Restate each of the lines given below, word for word.

● TASK INPUT

════════════════

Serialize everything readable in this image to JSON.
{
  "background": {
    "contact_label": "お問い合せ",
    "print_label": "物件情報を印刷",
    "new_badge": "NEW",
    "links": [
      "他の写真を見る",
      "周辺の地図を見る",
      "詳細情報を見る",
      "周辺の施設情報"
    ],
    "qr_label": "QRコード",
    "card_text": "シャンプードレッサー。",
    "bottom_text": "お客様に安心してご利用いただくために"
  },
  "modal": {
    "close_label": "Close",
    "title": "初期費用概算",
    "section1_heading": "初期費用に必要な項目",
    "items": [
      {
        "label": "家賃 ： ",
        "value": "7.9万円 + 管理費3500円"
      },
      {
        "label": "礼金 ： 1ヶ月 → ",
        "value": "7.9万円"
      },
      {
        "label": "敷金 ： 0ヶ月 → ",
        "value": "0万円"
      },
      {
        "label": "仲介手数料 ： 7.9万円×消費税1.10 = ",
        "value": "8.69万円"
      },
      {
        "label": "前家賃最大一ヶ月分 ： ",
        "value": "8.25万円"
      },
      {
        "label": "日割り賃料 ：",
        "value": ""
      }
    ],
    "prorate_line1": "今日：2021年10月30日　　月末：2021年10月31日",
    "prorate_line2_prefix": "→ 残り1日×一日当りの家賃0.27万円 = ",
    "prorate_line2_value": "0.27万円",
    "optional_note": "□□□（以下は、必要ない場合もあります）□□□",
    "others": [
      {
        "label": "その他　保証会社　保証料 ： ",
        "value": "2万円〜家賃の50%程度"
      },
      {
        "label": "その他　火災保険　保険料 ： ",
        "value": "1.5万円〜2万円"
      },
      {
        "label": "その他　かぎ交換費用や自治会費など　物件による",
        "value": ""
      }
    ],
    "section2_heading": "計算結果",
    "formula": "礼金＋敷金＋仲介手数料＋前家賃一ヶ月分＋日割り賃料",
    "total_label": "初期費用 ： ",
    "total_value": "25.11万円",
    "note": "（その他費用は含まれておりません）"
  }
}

════════════════

● ANSWER FOR THIS EXERCISE
Serialize everything readable in this image to JSON.
{
  "background": {
    "contact_label": "お問い合せ",
    "print_label": "物件情報を印刷",
    "new_badge": "NEW",
    "links": [
      "他の写真を見る",
      "周辺の地図を見る",
      "詳細情報を見る",
      "周辺の施設情報"
    ],
    "qr_label": "QRコード",
    "card_text": "シャンプードレッサー。",
    "bottom_text": "お客様に安心してご利用いただくために"
  },
  "modal": {
    "close_label": "Close",
    "title": "初期費用概算",
    "section1_heading": "初期費用に必要な項目",
    "items": [
      {
        "label": "家賃 ： ",
        "value": "7.9万円 + 管理費3500円"
      },
      {
        "label": "礼金 ： 1ヶ月 → ",
        "value": "7.9万円"
      },
      {
        "label": "敷金 ： 0ヶ月 → ",
        "value": "0万円"
      },
      {
        "label": "仲介手数料 ： 7.9万円×消費税1.10 = ",
        "value": "8.69万円"
      },
      {
        "label": "前家賃最大一ヶ月分 ： ",
        "value": "8.25万円"
      },
      {
        "label": "日割り賃料 ：",
        "value": ""
      }
    ],
    "prorate_line1": "今日：2021年10月30日　　月末：2021年10月31日",
    "prorate_line2_prefix": "→ 残り1日×一日当りの家賃0.27万円 = ",
    "prorate_line2_value": "0.27万円",
    "optional_note": "□□□（以下は、必要ない場合もあります）□□□",
    "others": [
      {
        "label": "その他　保証会社　保証料 ： ",
        "value": "2万円〜家賃の50%程度"
      },
      {
        "label": "その他　火災保険　保険料 ： ",
        "value": "1.5万円〜2万円"
      },
      {
        "label": "その他　かぎ交換費用や自治会費など　物件による",
        "value": ""
      }
    ],
    "section2_heading": "計算結果",
    "formula": "礼金＋敷金＋仲介手数料＋前家賃一ヶ月分＋日割り賃料",
    "total_label": "初期費用 ： ",
    "total_value": "25.11万円",
    "note": "（その他費用は含まれておりません）"
  }
}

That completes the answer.